(DATA SHOWN)
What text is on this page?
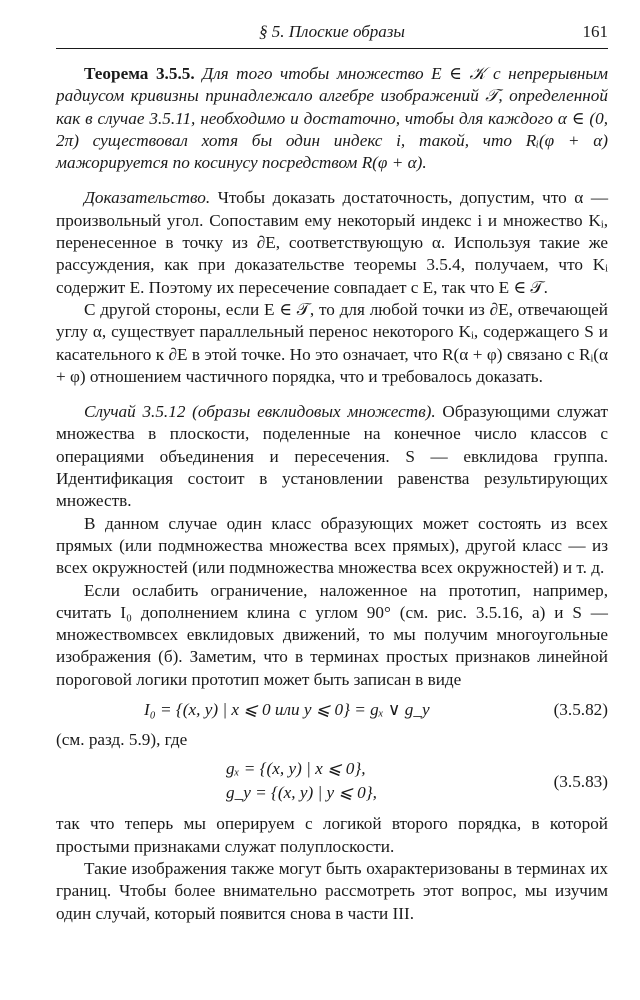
§ 5. Плоские образы	161

Теорема 3.5.5. Для того чтобы множество E ∈ 𝒦 с непрерывным радиусом кривизны принадлежало алгебре изображений 𝒯, определенной как в случае 3.5.11, необходимо и достаточно, чтобы для каждого α ∈ (0, 2π) существовал хотя бы один индекс i, такой, что Rᵢ(φ + α) мажорируется по косинусу посредством R(φ + α).

Доказательство. Чтобы доказать достаточность, допустим, что α — произвольный угол. Сопоставим ему некоторый индекс i и множество Kᵢ, перенесенное в точку из ∂E, соответствующую α. Используя такие же рассуждения, как при доказательстве теоремы 3.5.4, получаем, что Kᵢ содержит E. Поэтому их пересечение совпадает с E, так что E ∈ 𝒯.

С другой стороны, если E ∈ 𝒯, то для любой точки из ∂E, отвечающей углу α, существует параллельный перенос некоторого Kᵢ, содержащего S и касательного к ∂E в этой точке. Но это означает, что R(α + φ) связано с Rᵢ(α + φ) отношением частичного порядка, что и требовалось доказать.

Случай 3.5.12 (образы евклидовых множеств). Образующими служат множества в плоскости, поделенные на конечное число классов с операциями объединения и пересечения. S — евклидова группа. Идентификация состоит в установлении равенства результирующих множеств.

В данном случае один класс образующих может состоять из всех прямых (или подмножества множества всех прямых), другой класс — из всех окружностей (или подмножества множества всех окружностей) и т. д.

Если ослабить ограничение, наложенное на прототип, например, считать I₀ дополнением клина с углом 90° (см. рис. 3.5.16, а) и S — множествомвсех евклидовых движений, то мы получим многоугольные изображения (б). Заметим, что в терминах простых признаков линейной пороговой логики прототип может быть записан в виде

I₀ = {(x, y) | x ⩽ 0 или y ⩽ 0} = gₓ ∨ g_y	(3.5.82)

(см. разд. 5.9), где

gₓ = {(x, y) | x ⩽ 0},
g_y = {(x, y) | y ⩽ 0},
(3.5.83)

так что теперь мы оперируем с логикой второго порядка, в которой простыми признаками служат полуплоскости.

Такие изображения также могут быть охарактеризованы в терминах их границ. Чтобы более внимательно рассмотреть этот вопрос, мы изучим один случай, который появится снова в части III.
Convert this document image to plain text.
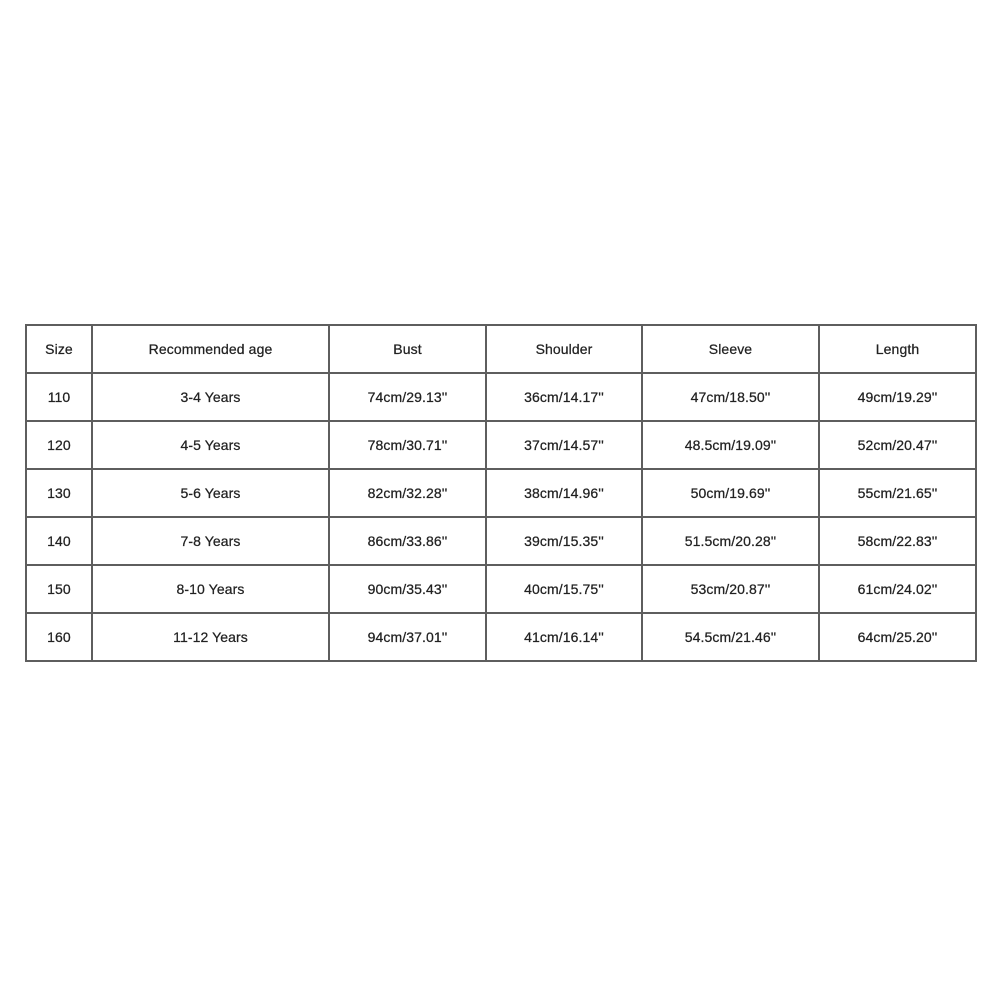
Size	Recommended age	Bust	Shoulder	Sleeve	Length
110	3-4 Years	74cm/29.13''	36cm/14.17''	47cm/18.50''	49cm/19.29''
120	4-5 Years	78cm/30.71''	37cm/14.57''	48.5cm/19.09''	52cm/20.47''
130	5-6 Years	82cm/32.28''	38cm/14.96''	50cm/19.69''	55cm/21.65''
140	7-8 Years	86cm/33.86''	39cm/15.35''	51.5cm/20.28''	58cm/22.83''
150	8-10 Years	90cm/35.43''	40cm/15.75''	53cm/20.87''	61cm/24.02''
160	11-12 Years	94cm/37.01''	41cm/16.14''	54.5cm/21.46''	64cm/25.20''
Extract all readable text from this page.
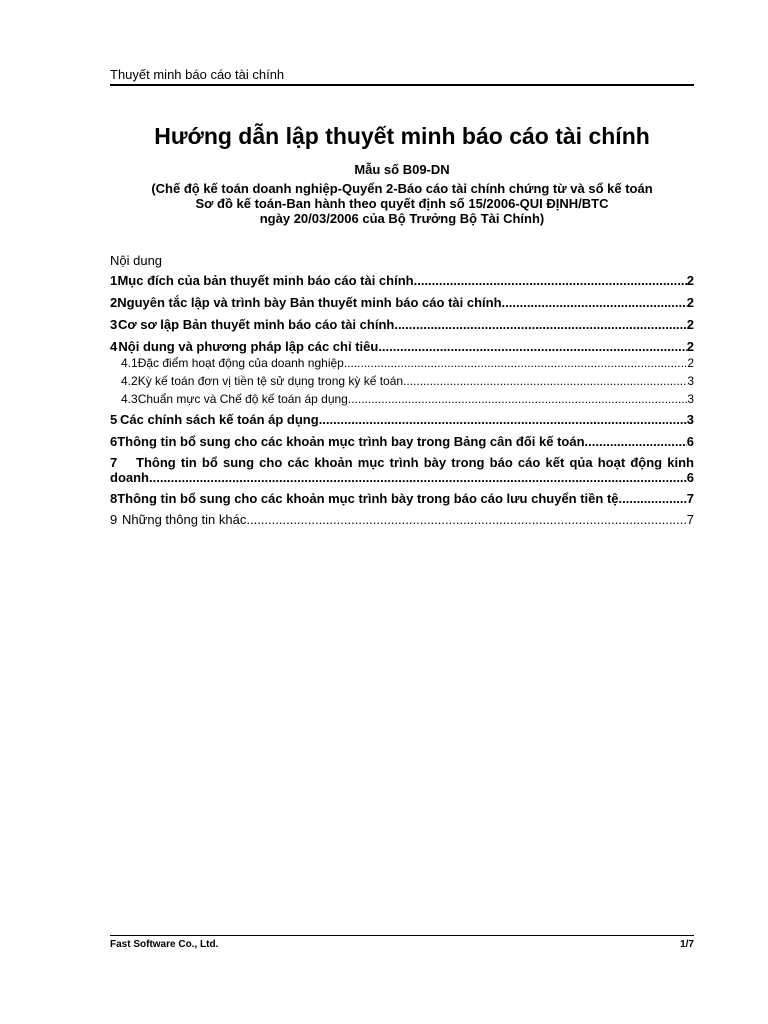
Thuyết minh báo cáo tài chính
Hướng dẫn lập thuyết minh báo cáo tài chính
Mẫu số B09-DN
(Chế độ kế toán doanh nghiệp-Quyển 2-Báo cáo tài chính chứng từ và sổ kế toán
Sơ đồ kế toán-Ban hành theo quyết định số 15/2006-QUI ĐỊNH/BTC
ngày 20/03/2006 của Bộ Trưởng Bộ Tài Chính)
Nội dung
1 Mục đích của bản thuyết minh báo cáo tài chính .....	2
2 Nguyên tắc lập và trình bày Bản thuyết minh báo cáo tài chính .....	2
3 Cơ sơ lập Bản thuyết minh báo cáo tài chính .....	2
4 Nội dung và phương pháp lập các chỉ tiêu .....	2
4.1 Đặc điểm hoạt động của doanh nghiệp .....	2
4.2 Kỳ kế toán đơn vị tiền tệ sử dụng trong kỳ kế toán .....	3
4.3 Chuẩn mực và Chế độ kế toán áp dụng .....	3
5 Các chính sách kế toán áp dụng .....	3
6 Thông tin bổ sung cho các khoản mục trình bay trong Bảng cân đối kế toán .....	6
7 Thông tin bổ sung cho các khoản mục trình bày trong báo cáo kết qủa hoạt động kinh
doanh .....	6
8 Thông tin bổ sung cho các khoản mục trình bày trong báo cáo lưu chuyển tiền tệ .....	7
9 Những thông tin khác .....	7
Fast Software Co., Ltd.	1/7
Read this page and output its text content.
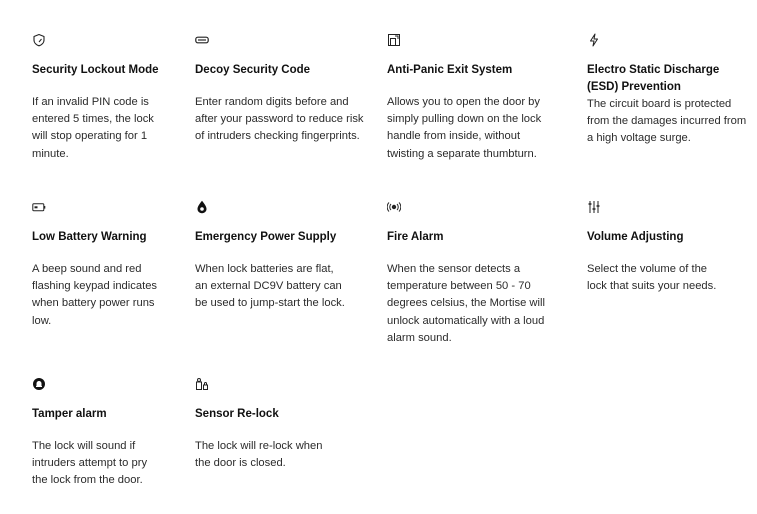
Security Lockout Mode
If an invalid PIN code is entered 5 times, the lock will stop operating for 1 minute.
Decoy Security Code
Enter random digits before and after your password to reduce risk of intruders checking fingerprints.
Anti-Panic Exit System
Allows you to open the door by simply pulling down on the lock handle from inside, without twisting a separate thumbturn.
Electro Static Discharge
(ESD) Prevention
The circuit board is protected from the damages incurred from a high voltage surge.
Low Battery Warning
A beep sound and red flashing keypad indicates when battery power runs low.
Emergency Power Supply
When lock batteries are flat, an external DC9V battery can be used to jump-start the lock.
Fire Alarm
When the sensor detects a temperature between 50 - 70 degrees celsius, the Mortise will unlock automatically with a loud alarm sound.
Volume Adjusting
Select the volume of the lock that suits your needs.
Tamper alarm
The lock will sound if intruders attempt to pry the lock from the door.
Sensor Re-lock
The lock will re-lock when the door is closed.
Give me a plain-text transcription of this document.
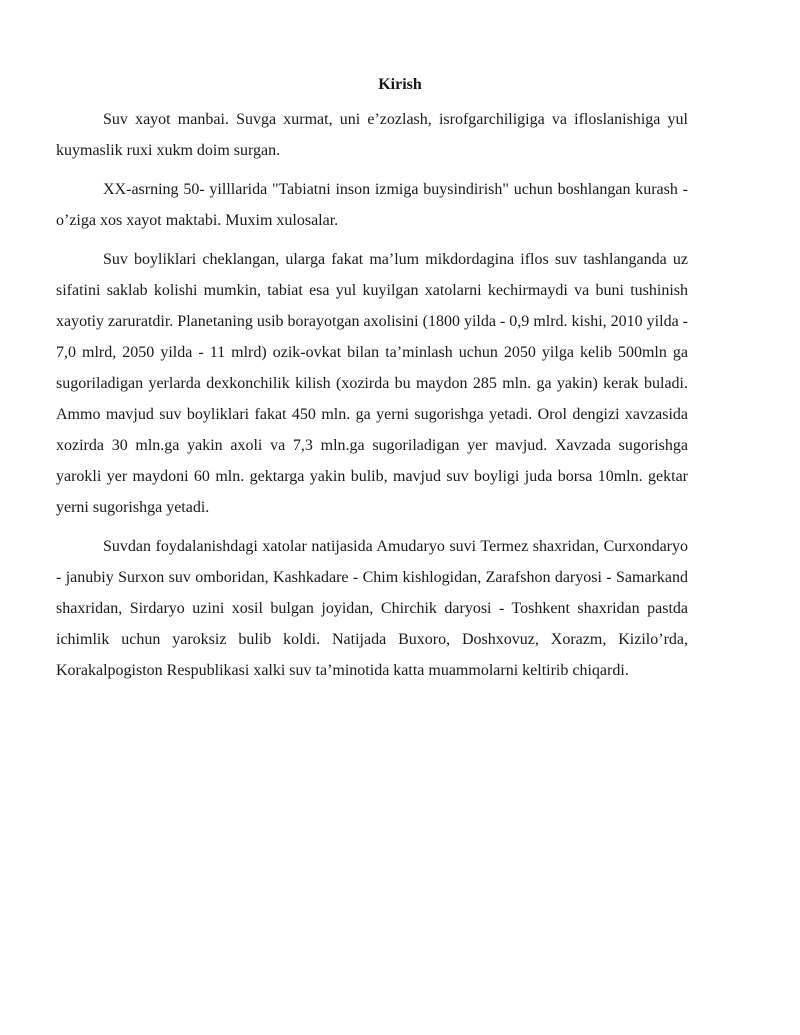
Kirish

Suv xayot manbai. Suvga xurmat, uni e’zozlash, isrofgarchiligiga va ifloslanishiga yul kuymaslik ruxi xukm doim surgan.

XX-asrning 50- yilllarida "Tabiatni inson izmiga buysindirish" uchun boshlangan kurash - o’ziga xos xayot maktabi. Muxim xulosalar.

Suv boyliklari cheklangan, ularga fakat ma’lum mikdordagina iflos suv tashlanganda uz sifatini saklab kolishi mumkin, tabiat esa yul kuyilgan xatolarni kechirmaydi va buni tushinish xayotiy zaruratdir. Planetaning usib borayotgan axolisini (1800 yilda - 0,9 mlrd. kishi, 2010 yilda - 7,0 mlrd, 2050 yilda - 11 mlrd) ozik-ovkat bilan ta’minlash uchun 2050 yilga kelib 500mln ga sugoriladigan yerlarda dexkonchilik kilish (xozirda bu maydon 285 mln. ga yakin) kerak buladi. Ammo mavjud suv boyliklari fakat 450 mln. ga yerni sugorishga yetadi. Orol dengizi xavzasida xozirda 30 mln.ga yakin axoli va 7,3 mln.ga sugoriladigan yer mavjud. Xavzada sugorishga yarokli yer maydoni 60 mln. gektarga yakin bulib, mavjud suv boyligi juda borsa 10mln. gektar yerni sugorishga yetadi.

Suvdan foydalanishdagi xatolar natijasida Amudaryo suvi Termez shaxridan, Curxondaryo - janubiy Surxon suv omboridan, Kashkadare - Chim kishlogidan, Zarafshon daryosi - Samarkand shaxridan, Sirdaryo uzini xosil bulgan joyidan, Chirchik daryosi - Toshkent shaxridan pastda ichimlik uchun yaroksiz bulib koldi. Natijada Buxoro, Doshxovuz, Xorazm, Kizilo’rda, Korakalpogiston Respublikasi xalki suv ta’minotida katta muammolarni keltirib chiqardi.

(AIM) The records above are to be restated exactly, without their pictures.

(EXERCISE ANSWER)
What text is on this page?
§ 5. Плоские образы	161

Теорема 3.5.5. Для того чтобы множество E ∈ 𝒦 с непрерывным радиусом кривизны принадлежало алгебре изображений 𝒯, определенной как в случае 3.5.11, необходимо и достаточно, чтобы для каждого α ∈ (0, 2π) существовал хотя бы один индекс i, такой, что Rᵢ(φ + α) мажорируется по косинусу посредством R(φ + α).

Доказательство. Чтобы доказать достаточность, допустим, что α — произвольный угол. Сопоставим ему некоторый индекс i и множество Kᵢ, перенесенное в точку из ∂E, соответствующую α. Используя такие же рассуждения, как при доказательстве теоремы 3.5.4, получаем, что Kᵢ содержит E. Поэтому их пересечение совпадает с E, так что E ∈ 𝒯.

С другой стороны, если E ∈ 𝒯, то для любой точки из ∂E, отвечающей углу α, существует параллельный перенос некоторого Kᵢ, содержащего S и касательного к ∂E в этой точке. Но это означает, что R(α + φ) связано с Rᵢ(α + φ) отношением частичного порядка, что и требовалось доказать.

Случай 3.5.12 (образы евклидовых множеств). Образующими служат множества в плоскости, поделенные на конечное число классов с операциями объединения и пересечения. S — евклидова группа. Идентификация состоит в установлении равенства результирующих множеств.

В данном случае один класс образующих может состоять из всех прямых (или подмножества множества всех прямых), другой класс — из всех окружностей (или подмножества множества всех окружностей) и т. д.

Если ослабить ограничение, наложенное на прототип, например, считать I₀ дополнением клина с углом 90° (см. рис. 3.5.16, а) и S — множествомвсех евклидовых движений, то мы получим многоугольные изображения (б). Заметим, что в терминах простых признаков линейной пороговой логики прототип может быть записан в виде

I₀ = {(x, y) | x ⩽ 0 или y ⩽ 0} = gₓ ∨ g_y	(3.5.82)

(см. разд. 5.9), где

gₓ = {(x, y) | x ⩽ 0},
g_y = {(x, y) | y ⩽ 0},
(3.5.83)

так что теперь мы оперируем с логикой второго порядка, в которой простыми признаками служат полуплоскости.

Такие изображения также могут быть охарактеризованы в терминах их границ. Чтобы более внимательно рассмотреть этот вопрос, мы изучим один случай, который появится снова в части III.
Convert this document image to plain text.
Size	Recommended age	Bust	Shoulder	Sleeve	Length
110	3-4 Years	74cm/29.13''	36cm/14.17''	47cm/18.50''	49cm/19.29''
120	4-5 Years	78cm/30.71''	37cm/14.57''	48.5cm/19.09''	52cm/20.47''
130	5-6 Years	82cm/32.28''	38cm/14.96''	50cm/19.69''	55cm/21.65''
140	7-8 Years	86cm/33.86''	39cm/15.35''	51.5cm/20.28''	58cm/22.83''
150	8-10 Years	90cm/35.43''	40cm/15.75''	53cm/20.87''	61cm/24.02''
160	11-12 Years	94cm/37.01''	41cm/16.14''	54.5cm/21.46''	64cm/25.20''
Extract all readable text from this page.
Thuyết minh báo cáo tài chính
Hướng dẫn lập thuyết minh báo cáo tài chính
Mẫu số B09-DN
(Chế độ kế toán doanh nghiệp-Quyển 2-Báo cáo tài chính chứng từ và sổ kế toán
Sơ đồ kế toán-Ban hành theo quyết định số 15/2006-QUI ĐỊNH/BTC
ngày 20/03/2006 của Bộ Trưởng Bộ Tài Chính)
Nội dung
1 Mục đích của bản thuyết minh báo cáo tài chính .....	2
2 Nguyên tắc lập và trình bày Bản thuyết minh báo cáo tài chính .....	2
3 Cơ sơ lập Bản thuyết minh báo cáo tài chính .....	2
4 Nội dung và phương pháp lập các chỉ tiêu .....	2
4.1 Đặc điểm hoạt động của doanh nghiệp .....	2
4.2 Kỳ kế toán đơn vị tiền tệ sử dụng trong kỳ kế toán .....	3
4.3 Chuẩn mực và Chế độ kế toán áp dụng .....	3
5 Các chính sách kế toán áp dụng .....	3
6 Thông tin bổ sung cho các khoản mục trình bay trong Bảng cân đối kế toán .....	6
7 Thông tin bổ sung cho các khoản mục trình bày trong báo cáo kết qủa hoạt động kinh
doanh .....	6
8 Thông tin bổ sung cho các khoản mục trình bày trong báo cáo lưu chuyển tiền tệ .....	7
9 Những thông tin khác .....	7
Fast Software Co., Ltd.	1/7
Read this page and output its text content.
Security Lockout Mode
If an invalid PIN code is entered 5 times, the lock will stop operating for 1 minute.
Decoy Security Code
Enter random digits before and after your password to reduce risk of intruders checking fingerprints.
Anti-Panic Exit System
Allows you to open the door by simply pulling down on the lock handle from inside, without twisting a separate thumbturn.
Electro Static Discharge
(ESD) Prevention
The circuit board is protected from the damages incurred from a high voltage surge.
Low Battery Warning
A beep sound and red flashing keypad indicates when battery power runs low.
Emergency Power Supply
When lock batteries are flat, an external DC9V battery can be used to jump-start the lock.
Fire Alarm
When the sensor detects a temperature between 50 - 70 degrees celsius, the Mortise will unlock automatically with a loud alarm sound.
Volume Adjusting
Select the volume of the lock that suits your needs.
Tamper alarm
The lock will sound if intruders attempt to pry the lock from the door.
Sensor Re-lock
The lock will re-lock when the door is closed.
Give me a plain-text transcription of this document.
Kirish

Suv xayot manbai. Suvga xurmat, uni e’zozlash, isrofgarchiligiga va ifloslanishiga yul kuymaslik ruxi xukm doim surgan.

XX-asrning 50- yilllarida "Tabiatni inson izmiga buysindirish" uchun boshlangan kurash - o’ziga xos xayot maktabi. Muxim xulosalar.

Suv boyliklari cheklangan, ularga fakat ma’lum mikdordagina iflos suv tashlanganda uz sifatini saklab kolishi mumkin, tabiat esa yul kuyilgan xatolarni kechirmaydi va buni tushinish xayotiy zaruratdir. Planetaning usib borayotgan axolisini (1800 yilda - 0,9 mlrd. kishi, 2010 yilda - 7,0 mlrd, 2050 yilda - 11 mlrd) ozik-ovkat bilan ta’minlash uchun 2050 yilga kelib 500mln ga sugoriladigan yerlarda dexkonchilik kilish (xozirda bu maydon 285 mln. ga yakin) kerak buladi. Ammo mavjud suv boyliklari fakat 450 mln. ga yerni sugorishga yetadi. Orol dengizi xavzasida xozirda 30 mln.ga yakin axoli va 7,3 mln.ga sugoriladigan yer mavjud. Xavzada sugorishga yarokli yer maydoni 60 mln. gektarga yakin bulib, mavjud suv boyligi juda borsa 10mln. gektar yerni sugorishga yetadi.

Suvdan foydalanishdagi xatolar natijasida Amudaryo suvi Termez shaxridan, Curxondaryo - janubiy Surxon suv omboridan, Kashkadare - Chim kishlogidan, Zarafshon daryosi - Samarkand shaxridan, Sirdaryo uzini xosil bulgan joyidan, Chirchik daryosi - Toshkent shaxridan pastda ichimlik uchun yaroksiz bulib koldi. Natijada Buxoro, Doshxovuz, Xorazm, Kizilo’rda, Korakalpogiston Respublikasi xalki suv ta’minotida katta muammolarni keltirib chiqardi.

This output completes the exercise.